- _Aim_: The records that follow need to be output exactly as they are.
— BEGIN Material for the task —
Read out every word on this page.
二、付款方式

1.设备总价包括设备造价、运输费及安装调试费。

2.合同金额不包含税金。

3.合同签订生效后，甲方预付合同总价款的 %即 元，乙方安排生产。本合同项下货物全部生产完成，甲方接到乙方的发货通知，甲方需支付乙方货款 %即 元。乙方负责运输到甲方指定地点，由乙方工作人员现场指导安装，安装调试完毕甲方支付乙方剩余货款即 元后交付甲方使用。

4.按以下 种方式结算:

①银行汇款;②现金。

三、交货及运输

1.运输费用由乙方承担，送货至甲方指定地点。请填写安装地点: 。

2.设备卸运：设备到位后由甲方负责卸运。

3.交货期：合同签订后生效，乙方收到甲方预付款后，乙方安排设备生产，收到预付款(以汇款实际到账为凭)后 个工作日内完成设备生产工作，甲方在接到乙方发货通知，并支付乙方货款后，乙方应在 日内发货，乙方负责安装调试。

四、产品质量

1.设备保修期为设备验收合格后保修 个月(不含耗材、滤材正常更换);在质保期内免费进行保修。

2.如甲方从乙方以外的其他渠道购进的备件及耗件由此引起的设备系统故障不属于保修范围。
— END Material for the task —
- _Answer in full_:
Read out every word on this page.
二、付款方式

1.设备总价包括设备造价、运输费及安装调试费。

2.合同金额不包含税金。

3.合同签订生效后，甲方预付合同总价款的 %即 元，乙方安排生产。本合同项下货物全部生产完成，甲方接到乙方的发货通知，甲方需支付乙方货款 %即 元。乙方负责运输到甲方指定地点，由乙方工作人员现场指导安装，安装调试完毕甲方支付乙方剩余货款即 元后交付甲方使用。

4.按以下 种方式结算:

①银行汇款;②现金。

三、交货及运输

1.运输费用由乙方承担，送货至甲方指定地点。请填写安装地点: 。

2.设备卸运：设备到位后由甲方负责卸运。

3.交货期：合同签订后生效，乙方收到甲方预付款后，乙方安排设备生产，收到预付款(以汇款实际到账为凭)后 个工作日内完成设备生产工作，甲方在接到乙方发货通知，并支付乙方货款后，乙方应在 日内发货，乙方负责安装调试。

四、产品质量

1.设备保修期为设备验收合格后保修 个月(不含耗材、滤材正常更换);在质保期内免费进行保修。

2.如甲方从乙方以外的其他渠道购进的备件及耗件由此引起的设备系统故障不属于保修范围。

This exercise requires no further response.